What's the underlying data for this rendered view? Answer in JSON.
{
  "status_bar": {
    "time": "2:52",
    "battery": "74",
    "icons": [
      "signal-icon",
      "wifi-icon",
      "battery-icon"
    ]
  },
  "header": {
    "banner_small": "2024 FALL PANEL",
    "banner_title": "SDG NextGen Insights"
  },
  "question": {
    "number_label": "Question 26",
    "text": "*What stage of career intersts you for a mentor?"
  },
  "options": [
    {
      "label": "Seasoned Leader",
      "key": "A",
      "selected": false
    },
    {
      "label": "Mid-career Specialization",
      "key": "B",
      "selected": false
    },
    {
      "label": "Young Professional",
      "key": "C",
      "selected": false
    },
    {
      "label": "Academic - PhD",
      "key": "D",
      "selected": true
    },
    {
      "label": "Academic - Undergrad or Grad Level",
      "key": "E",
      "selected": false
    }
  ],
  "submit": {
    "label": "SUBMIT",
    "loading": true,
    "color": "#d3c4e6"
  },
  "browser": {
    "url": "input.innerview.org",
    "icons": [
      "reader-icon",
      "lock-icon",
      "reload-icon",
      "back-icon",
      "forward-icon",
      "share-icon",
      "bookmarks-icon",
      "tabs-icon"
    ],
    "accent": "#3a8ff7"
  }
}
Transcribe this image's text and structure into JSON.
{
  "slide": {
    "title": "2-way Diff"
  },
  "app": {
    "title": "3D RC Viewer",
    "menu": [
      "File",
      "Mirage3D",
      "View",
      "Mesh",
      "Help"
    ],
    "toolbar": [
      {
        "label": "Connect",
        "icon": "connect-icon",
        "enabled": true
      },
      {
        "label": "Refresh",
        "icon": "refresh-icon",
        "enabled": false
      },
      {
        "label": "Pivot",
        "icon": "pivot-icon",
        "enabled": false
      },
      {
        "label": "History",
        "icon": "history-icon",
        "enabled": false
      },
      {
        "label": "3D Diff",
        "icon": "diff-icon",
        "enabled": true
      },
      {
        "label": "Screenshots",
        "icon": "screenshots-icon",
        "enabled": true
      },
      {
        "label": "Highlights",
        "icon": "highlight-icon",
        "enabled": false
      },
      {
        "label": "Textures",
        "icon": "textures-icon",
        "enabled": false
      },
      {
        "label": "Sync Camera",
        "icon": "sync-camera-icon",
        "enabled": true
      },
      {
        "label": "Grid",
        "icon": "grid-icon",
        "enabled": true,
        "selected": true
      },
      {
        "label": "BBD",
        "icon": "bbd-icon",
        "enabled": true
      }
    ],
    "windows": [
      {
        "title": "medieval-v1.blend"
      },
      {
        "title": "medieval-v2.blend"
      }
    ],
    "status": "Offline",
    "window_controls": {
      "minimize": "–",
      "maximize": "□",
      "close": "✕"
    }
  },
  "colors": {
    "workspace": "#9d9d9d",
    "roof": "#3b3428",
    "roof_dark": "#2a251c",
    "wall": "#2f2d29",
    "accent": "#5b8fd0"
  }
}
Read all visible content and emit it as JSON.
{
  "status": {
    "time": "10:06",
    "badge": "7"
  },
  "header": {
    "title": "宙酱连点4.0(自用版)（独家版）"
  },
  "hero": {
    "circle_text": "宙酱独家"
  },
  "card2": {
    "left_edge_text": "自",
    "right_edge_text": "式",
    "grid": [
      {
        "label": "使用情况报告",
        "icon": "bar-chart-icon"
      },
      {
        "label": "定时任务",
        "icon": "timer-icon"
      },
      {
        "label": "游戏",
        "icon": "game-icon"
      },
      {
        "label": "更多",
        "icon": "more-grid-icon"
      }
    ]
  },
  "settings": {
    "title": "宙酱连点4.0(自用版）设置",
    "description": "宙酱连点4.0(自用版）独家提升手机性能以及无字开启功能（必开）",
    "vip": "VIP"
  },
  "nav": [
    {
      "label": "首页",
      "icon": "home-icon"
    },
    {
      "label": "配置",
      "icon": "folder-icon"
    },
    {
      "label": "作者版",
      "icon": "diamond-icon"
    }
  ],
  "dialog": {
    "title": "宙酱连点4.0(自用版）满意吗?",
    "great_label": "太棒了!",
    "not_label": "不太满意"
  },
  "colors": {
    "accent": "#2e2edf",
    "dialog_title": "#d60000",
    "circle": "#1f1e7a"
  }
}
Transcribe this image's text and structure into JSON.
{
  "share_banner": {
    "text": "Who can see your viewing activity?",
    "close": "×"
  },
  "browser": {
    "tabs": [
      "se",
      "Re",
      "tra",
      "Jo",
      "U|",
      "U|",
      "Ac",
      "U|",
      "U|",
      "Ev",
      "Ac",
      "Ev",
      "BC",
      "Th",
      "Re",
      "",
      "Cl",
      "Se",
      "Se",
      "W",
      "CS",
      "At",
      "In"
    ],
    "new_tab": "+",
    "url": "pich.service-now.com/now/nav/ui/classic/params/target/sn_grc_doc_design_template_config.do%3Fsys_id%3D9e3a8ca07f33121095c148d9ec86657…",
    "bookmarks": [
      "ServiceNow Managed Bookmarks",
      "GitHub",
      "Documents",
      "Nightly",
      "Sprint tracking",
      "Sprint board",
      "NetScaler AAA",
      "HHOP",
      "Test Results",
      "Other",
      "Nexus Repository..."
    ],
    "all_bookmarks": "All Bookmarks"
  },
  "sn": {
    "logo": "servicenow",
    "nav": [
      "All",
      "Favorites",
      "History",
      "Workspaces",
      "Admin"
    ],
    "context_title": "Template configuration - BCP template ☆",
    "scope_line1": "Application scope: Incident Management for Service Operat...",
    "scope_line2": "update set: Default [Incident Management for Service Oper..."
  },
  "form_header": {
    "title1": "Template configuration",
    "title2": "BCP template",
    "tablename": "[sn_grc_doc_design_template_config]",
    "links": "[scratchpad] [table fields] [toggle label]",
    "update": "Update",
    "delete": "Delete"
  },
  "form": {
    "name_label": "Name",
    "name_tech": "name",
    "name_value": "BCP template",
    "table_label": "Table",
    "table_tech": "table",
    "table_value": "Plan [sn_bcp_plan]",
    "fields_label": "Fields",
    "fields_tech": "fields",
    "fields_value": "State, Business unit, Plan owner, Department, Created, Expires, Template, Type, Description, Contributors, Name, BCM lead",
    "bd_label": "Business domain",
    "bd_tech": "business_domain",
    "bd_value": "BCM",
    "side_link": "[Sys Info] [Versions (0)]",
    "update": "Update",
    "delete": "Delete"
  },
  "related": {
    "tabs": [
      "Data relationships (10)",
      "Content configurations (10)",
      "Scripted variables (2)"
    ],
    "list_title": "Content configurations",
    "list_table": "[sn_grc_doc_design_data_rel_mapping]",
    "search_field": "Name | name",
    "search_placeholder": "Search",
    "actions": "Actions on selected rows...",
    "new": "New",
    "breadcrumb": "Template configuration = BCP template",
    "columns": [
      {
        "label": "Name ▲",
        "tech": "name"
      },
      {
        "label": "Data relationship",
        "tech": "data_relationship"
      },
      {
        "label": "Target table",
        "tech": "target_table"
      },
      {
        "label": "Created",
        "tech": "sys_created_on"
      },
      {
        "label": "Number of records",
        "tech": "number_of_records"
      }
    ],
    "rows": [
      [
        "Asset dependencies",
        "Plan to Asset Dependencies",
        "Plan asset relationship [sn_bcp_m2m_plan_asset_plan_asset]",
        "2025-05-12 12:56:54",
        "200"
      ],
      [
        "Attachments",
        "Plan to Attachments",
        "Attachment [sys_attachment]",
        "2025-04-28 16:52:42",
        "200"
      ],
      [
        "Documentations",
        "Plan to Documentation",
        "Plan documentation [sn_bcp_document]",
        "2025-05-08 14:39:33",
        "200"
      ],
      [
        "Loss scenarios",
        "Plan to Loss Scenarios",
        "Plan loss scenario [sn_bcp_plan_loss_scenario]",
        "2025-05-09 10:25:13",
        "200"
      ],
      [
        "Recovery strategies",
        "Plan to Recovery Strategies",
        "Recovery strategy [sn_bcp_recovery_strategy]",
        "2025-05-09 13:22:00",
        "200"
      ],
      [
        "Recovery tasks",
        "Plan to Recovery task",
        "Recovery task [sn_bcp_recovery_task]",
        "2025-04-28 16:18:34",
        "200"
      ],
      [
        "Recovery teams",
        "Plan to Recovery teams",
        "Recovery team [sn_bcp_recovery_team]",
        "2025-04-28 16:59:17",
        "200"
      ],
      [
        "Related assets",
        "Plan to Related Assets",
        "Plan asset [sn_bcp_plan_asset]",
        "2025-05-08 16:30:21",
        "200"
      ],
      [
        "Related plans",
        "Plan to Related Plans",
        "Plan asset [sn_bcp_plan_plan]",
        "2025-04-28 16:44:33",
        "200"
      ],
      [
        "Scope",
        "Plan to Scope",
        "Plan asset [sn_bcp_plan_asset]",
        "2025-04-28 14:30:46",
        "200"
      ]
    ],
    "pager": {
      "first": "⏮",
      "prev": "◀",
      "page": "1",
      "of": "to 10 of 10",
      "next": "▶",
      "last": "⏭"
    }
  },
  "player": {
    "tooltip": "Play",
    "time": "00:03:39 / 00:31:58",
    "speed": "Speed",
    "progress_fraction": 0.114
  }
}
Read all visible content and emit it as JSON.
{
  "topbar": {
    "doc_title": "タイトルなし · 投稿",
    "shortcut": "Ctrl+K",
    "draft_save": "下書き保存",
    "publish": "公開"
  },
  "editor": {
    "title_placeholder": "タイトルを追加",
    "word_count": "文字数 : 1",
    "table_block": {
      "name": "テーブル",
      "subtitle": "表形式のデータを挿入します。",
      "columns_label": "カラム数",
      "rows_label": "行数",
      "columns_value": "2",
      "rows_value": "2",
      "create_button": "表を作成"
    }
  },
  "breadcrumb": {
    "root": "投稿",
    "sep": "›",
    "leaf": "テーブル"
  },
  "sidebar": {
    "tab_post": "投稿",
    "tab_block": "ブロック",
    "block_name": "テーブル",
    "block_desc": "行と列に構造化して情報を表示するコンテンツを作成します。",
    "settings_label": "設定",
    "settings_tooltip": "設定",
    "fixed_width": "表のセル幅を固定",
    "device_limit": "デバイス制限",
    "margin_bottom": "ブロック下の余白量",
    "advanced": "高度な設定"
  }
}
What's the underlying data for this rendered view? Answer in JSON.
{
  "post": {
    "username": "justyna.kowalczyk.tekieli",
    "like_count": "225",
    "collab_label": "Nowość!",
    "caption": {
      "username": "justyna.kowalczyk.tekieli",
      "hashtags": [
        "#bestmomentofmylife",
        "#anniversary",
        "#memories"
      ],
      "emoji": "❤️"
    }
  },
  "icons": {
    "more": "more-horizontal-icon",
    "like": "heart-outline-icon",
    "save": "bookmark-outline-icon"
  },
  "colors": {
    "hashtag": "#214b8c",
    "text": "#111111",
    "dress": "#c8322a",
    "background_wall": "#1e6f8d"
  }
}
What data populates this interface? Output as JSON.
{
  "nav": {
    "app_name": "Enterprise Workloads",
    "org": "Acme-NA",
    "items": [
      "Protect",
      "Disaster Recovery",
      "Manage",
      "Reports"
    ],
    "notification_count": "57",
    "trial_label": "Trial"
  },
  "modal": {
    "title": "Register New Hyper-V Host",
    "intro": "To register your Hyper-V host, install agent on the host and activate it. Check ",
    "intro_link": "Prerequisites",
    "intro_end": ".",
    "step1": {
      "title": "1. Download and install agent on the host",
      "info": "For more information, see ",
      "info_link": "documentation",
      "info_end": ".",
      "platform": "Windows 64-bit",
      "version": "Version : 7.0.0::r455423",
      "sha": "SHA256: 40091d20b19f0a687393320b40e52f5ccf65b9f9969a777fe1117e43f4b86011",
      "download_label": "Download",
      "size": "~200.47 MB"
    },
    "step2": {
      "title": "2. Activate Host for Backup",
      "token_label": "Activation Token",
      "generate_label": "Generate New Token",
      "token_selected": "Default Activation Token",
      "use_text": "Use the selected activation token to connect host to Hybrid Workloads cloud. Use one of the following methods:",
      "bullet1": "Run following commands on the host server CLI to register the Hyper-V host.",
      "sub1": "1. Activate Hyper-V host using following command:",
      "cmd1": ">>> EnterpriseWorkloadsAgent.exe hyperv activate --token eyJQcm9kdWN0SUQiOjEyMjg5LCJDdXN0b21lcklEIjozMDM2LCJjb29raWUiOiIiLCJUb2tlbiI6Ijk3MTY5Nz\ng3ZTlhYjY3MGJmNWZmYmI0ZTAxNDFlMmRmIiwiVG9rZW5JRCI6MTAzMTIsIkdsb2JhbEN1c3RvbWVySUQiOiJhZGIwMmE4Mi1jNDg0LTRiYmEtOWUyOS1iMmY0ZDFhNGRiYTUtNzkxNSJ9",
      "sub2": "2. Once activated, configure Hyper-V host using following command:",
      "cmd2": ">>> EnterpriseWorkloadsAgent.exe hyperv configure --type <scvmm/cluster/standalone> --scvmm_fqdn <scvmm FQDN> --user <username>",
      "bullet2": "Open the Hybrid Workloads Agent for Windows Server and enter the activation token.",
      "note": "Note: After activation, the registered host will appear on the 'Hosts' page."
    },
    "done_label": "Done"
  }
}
....
**Required work**
Find the string "more" in the entries above and return each line that holds it.

**Expected answer**
        "icon": "more-grid-icon"
    "more": "more-horizontal-icon",
      "info": "For more information, see ",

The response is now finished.